== SELECTED EXCERPT ==
· · ·
Toy Story 4 trailer: Woody’s there. And Mr Potato Head. But no John Lasseter ...

Pixar’s fourth instalment will keep the Entertainment-Industrial Complex ticking over

Pixar has released a new trailer for Toy Story 4 , purportedly the last Toy Story film. Video: Pixar

 

The first full-length trailer for Toy Story 4 has arrived. In one sense, the people at Pixar could not be pushing at a more conspicuously open door. The last Toy Story film made over $1 billion. Whole generations have grown up with Woody and Buzz. Who wouldn’t want another?

Well, there is a feeling that the first three films formed a perfectly complete trilogy. The last picture ended with the toys saying goodbye to Andy and the audience accepting that the franchise had given in to terminal adolescence

You fool! There’s money to be made.

Pixar need to touch all the old notes while sending us in a few fresh directions. The new promo suggests they’ve taken that challenge seriously. Our pals are now in the possession of a young girl called Bonnie.
· · ·
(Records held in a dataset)

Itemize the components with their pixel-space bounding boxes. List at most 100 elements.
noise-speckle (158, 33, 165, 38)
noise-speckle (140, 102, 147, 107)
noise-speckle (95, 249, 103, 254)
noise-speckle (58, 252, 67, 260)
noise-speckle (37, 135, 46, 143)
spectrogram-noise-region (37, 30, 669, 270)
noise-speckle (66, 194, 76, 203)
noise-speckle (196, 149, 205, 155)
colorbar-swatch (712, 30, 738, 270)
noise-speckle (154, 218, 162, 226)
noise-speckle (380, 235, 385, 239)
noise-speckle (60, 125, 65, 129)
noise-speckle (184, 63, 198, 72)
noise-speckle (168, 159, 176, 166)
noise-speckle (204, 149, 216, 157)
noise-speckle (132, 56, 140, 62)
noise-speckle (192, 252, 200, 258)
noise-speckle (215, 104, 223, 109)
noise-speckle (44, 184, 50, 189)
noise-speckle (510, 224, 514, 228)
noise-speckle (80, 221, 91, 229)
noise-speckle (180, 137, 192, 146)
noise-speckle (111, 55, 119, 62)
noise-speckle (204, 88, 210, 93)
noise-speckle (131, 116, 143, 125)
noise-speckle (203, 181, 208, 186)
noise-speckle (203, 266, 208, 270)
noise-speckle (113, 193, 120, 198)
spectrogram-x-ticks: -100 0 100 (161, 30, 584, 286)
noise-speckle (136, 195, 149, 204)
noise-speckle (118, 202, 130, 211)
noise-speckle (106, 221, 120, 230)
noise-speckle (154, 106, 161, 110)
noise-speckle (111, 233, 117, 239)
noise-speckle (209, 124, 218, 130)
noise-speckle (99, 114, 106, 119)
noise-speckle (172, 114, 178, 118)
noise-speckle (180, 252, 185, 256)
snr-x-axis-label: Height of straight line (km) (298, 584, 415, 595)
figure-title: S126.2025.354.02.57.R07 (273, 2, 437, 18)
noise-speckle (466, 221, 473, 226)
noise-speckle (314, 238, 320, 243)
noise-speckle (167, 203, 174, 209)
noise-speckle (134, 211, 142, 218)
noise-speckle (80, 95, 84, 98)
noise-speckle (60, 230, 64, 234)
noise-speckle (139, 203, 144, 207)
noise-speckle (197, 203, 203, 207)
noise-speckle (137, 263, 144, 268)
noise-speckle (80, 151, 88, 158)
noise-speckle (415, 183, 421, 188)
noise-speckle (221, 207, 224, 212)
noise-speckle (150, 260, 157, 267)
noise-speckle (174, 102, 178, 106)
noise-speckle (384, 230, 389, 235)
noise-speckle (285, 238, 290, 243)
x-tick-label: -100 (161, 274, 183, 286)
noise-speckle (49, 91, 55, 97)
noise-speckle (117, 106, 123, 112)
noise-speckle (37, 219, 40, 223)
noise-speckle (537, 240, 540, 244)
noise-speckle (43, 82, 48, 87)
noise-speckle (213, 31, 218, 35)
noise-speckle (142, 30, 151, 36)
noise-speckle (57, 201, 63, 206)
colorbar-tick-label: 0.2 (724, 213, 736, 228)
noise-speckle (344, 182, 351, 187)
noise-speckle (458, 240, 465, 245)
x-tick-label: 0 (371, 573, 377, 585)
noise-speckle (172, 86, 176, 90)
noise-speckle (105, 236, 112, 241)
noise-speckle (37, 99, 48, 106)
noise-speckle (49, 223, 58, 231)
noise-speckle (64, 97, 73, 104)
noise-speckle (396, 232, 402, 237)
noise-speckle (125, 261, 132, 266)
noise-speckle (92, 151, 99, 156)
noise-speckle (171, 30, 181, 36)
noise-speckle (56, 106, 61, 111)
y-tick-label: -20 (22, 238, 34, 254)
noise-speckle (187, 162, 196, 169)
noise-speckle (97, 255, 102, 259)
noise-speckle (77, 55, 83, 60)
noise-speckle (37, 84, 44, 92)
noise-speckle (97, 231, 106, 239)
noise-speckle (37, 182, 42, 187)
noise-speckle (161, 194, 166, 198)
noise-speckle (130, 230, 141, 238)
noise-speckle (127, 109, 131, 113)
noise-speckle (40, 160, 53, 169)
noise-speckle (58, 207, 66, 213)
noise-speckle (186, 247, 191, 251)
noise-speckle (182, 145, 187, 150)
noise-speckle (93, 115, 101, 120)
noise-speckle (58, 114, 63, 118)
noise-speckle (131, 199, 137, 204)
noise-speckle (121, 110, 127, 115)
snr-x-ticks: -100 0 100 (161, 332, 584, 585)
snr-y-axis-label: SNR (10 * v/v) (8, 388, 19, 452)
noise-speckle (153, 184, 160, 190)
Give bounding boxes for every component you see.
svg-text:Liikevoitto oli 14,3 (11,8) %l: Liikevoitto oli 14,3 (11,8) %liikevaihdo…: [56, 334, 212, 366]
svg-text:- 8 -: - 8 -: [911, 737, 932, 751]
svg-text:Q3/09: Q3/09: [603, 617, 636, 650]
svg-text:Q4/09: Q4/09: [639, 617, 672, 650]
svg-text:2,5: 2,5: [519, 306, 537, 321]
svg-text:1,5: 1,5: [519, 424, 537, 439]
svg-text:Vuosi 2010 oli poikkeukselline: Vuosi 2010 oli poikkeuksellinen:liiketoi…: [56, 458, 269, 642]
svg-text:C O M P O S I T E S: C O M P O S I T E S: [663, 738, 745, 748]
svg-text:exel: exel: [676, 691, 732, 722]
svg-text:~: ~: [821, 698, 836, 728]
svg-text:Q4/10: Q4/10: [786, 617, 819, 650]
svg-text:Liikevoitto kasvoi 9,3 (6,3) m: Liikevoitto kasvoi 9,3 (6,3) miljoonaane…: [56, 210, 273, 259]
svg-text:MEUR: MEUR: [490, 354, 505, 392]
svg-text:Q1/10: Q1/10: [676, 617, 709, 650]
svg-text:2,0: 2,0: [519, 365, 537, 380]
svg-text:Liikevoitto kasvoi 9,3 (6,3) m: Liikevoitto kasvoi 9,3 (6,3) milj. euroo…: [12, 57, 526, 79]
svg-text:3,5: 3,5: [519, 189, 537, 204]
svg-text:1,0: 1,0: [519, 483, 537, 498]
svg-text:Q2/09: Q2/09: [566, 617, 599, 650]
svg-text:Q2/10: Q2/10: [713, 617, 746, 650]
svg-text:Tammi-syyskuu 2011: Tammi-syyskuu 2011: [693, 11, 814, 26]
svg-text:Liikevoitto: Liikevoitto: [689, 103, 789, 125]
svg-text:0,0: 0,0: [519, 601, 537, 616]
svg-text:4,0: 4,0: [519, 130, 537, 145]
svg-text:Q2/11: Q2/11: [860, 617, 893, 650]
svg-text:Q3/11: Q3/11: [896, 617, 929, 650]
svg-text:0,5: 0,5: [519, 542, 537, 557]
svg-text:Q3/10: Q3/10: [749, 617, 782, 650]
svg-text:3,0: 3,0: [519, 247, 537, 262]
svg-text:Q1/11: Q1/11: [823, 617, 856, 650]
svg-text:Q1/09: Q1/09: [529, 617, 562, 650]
· · ·
== WHAT IS ASKED ==
(1) According to the article on the Toy Story 4 trailer, how much money did the last Toy Story film make?
(2) Write the next part of the article on the Toy Story 4 trailer, picking up after its final sentence.

== THE RESPONSES ==
(1) Over $1 billion.

(2)
Acknowledging that kids will still occasionally show as much interest in garbage as products of EnormoToy, the writers introduce us to a scary being fashioned from a spork and stuff out of the bin. This is Forkie and, when he goes missing, we are – if the trailer tells us the truth – propelled into a zany sort of road trip.

This looks just fine. The Toy Story films have always blended rollicking adventure with snippets of existential despair. Forkie, voiced by the amusing Tony Hale, helps us out with the latter when he asks: “Why am I alive?” The reliably pompous Woody says something about helping out the kids, but, for the rest of us, the answer has something to do with keeping the Entertainment-Industrial Complex ticking over.

There’s no reason Toy Story 4 shouldn’t do that. The trailer features some scary ventriloquist dolls (there’s often been spooky stuff), a Bo-Peep in peril (keep the cliff-hangers coming) and confirmation that old pals such as Rex and Mr Potato Head are still about.

Somebody who isn’t in the mix is Mr John Lasseter. Maybe Woody and Buzz will spring him from #Metoo jail in the last frame.

I wouldn’t count on it.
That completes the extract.